══ Task input ══

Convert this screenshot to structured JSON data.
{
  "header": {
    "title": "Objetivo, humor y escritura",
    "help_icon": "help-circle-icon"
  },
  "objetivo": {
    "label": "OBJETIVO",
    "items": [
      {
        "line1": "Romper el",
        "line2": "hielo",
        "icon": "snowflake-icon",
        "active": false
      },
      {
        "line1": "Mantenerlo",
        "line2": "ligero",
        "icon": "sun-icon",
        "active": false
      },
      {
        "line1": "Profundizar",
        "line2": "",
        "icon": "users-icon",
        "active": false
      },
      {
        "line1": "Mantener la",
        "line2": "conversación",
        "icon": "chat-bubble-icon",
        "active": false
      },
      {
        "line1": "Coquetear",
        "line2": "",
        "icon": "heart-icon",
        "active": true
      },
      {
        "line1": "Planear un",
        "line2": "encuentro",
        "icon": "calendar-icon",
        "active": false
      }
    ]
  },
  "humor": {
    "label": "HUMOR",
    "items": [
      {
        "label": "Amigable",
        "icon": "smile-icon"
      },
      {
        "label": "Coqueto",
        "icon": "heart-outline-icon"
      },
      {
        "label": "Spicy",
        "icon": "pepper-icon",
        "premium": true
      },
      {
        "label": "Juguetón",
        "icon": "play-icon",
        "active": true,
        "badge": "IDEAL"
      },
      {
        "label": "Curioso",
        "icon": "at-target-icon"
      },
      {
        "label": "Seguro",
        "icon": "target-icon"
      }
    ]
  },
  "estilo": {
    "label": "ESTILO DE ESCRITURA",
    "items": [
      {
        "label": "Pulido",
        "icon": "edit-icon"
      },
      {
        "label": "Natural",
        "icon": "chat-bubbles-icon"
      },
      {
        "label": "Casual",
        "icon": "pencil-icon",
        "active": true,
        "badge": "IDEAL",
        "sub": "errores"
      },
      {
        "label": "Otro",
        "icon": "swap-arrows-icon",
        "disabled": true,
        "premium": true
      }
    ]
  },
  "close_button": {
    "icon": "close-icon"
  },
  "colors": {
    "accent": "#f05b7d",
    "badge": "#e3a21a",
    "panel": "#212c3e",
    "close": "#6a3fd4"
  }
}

═══
══ Task input ══

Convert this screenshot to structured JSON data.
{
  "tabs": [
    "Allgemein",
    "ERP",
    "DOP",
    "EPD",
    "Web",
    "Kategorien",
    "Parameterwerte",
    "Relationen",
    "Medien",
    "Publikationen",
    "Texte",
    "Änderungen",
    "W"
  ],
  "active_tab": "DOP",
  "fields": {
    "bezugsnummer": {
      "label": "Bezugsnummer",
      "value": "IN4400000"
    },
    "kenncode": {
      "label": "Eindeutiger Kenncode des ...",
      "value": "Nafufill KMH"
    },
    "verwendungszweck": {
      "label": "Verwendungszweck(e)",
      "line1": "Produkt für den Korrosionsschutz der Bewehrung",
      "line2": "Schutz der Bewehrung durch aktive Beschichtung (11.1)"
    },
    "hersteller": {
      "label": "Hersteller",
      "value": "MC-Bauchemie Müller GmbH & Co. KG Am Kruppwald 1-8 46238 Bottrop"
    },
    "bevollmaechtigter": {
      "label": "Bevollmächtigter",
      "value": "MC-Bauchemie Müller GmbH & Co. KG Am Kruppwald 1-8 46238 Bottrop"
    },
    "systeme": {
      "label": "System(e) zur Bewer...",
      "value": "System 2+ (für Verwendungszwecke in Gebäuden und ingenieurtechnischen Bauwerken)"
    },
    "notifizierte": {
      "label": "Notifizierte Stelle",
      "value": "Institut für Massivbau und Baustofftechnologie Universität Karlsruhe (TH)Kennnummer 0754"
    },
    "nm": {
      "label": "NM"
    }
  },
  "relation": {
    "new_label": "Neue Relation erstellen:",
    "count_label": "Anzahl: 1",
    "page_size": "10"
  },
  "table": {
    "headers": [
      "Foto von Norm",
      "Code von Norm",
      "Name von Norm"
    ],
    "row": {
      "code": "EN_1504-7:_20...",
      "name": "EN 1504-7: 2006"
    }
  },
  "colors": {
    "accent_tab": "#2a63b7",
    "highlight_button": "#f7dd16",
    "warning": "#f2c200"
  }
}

═══

• _Your task_:
Scan the entries above. Copy each line that has the string "chat".

• _Solved problem_:
        "icon": "chat-bubble-icon",
        "icon": "chat-bubbles-icon"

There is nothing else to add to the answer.